Copy out each line containing "Japanese" from the entries below.

--- Dataset excerpts ---

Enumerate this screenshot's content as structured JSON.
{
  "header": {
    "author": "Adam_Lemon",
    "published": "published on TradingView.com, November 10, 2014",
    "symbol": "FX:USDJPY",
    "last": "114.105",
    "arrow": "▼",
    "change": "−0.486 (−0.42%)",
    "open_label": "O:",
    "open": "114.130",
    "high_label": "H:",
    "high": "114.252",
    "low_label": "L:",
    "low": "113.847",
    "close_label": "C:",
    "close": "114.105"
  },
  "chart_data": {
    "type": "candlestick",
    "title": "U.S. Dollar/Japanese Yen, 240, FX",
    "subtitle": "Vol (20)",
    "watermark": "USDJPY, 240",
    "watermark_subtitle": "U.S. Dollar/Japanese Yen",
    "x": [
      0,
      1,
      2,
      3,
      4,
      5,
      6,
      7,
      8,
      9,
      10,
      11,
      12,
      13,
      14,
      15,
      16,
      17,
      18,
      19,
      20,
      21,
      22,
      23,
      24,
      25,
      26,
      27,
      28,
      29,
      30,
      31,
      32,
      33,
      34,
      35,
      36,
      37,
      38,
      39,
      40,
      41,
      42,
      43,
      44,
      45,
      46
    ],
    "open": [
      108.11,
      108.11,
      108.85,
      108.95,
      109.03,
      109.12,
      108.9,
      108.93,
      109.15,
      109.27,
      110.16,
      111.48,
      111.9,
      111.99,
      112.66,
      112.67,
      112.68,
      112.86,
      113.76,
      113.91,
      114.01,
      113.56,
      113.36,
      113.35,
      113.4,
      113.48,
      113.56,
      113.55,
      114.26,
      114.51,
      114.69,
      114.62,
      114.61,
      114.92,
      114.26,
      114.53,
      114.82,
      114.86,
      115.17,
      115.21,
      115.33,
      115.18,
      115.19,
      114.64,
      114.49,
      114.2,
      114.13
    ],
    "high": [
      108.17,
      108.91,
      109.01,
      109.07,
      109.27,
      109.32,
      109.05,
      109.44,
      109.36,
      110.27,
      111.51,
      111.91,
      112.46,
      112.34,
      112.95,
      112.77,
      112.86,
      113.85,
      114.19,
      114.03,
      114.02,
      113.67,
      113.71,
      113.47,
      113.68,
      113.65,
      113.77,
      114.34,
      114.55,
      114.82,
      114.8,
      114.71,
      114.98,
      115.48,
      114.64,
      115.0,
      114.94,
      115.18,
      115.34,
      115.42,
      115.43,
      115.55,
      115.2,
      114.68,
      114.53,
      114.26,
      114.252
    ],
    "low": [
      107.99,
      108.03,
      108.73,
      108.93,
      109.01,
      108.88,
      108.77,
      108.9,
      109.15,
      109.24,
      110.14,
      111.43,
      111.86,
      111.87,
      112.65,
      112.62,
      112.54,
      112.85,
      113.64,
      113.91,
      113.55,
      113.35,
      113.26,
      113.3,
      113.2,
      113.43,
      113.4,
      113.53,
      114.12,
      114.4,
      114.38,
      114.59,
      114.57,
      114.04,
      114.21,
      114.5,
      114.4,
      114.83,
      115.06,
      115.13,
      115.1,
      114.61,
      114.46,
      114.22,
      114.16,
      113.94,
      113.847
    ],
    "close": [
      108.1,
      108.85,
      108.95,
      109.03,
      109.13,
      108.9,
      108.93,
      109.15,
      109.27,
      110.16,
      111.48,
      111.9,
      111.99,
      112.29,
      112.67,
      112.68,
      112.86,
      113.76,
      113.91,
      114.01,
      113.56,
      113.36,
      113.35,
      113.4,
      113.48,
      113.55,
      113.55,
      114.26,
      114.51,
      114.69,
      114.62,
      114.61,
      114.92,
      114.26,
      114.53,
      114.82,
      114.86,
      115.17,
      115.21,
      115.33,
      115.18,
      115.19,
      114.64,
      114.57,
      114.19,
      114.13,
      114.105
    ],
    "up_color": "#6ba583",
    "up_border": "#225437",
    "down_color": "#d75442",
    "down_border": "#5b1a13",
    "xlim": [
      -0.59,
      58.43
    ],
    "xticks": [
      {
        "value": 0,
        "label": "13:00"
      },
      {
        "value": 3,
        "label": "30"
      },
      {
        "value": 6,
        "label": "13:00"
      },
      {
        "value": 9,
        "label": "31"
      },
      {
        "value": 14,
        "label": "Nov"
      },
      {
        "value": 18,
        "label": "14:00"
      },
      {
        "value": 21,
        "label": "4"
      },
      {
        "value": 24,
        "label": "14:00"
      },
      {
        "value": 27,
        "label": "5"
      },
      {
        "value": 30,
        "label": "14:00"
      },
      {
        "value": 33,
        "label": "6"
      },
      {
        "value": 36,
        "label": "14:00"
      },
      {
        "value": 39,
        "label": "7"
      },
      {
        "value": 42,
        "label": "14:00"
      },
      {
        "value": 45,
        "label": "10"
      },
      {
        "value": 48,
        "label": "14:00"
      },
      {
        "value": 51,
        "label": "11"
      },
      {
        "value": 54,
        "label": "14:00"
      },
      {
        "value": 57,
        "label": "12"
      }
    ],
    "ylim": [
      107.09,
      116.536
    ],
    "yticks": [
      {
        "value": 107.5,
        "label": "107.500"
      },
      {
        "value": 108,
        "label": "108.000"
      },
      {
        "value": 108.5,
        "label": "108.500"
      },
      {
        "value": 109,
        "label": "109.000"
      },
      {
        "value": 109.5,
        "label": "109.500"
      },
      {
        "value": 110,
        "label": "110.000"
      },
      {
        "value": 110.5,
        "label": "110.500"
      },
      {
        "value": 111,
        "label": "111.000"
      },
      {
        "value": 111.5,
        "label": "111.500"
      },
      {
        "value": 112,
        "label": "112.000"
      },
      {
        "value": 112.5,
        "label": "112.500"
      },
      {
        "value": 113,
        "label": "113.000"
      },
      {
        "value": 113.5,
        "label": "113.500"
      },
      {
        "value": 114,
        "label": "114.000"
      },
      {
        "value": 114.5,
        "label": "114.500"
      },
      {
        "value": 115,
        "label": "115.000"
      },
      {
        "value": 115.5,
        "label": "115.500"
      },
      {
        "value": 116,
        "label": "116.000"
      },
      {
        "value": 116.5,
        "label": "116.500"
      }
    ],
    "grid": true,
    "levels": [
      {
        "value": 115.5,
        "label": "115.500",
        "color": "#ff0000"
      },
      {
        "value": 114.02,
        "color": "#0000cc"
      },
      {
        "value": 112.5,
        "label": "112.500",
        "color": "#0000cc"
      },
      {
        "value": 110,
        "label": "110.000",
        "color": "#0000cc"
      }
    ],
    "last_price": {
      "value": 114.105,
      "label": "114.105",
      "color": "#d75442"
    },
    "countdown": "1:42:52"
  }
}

---

__Response to the exercise__
    "title": "U.S. Dollar/Japanese Yen, 240, FX",
    "watermark_subtitle": "U.S. Dollar/Japanese Yen",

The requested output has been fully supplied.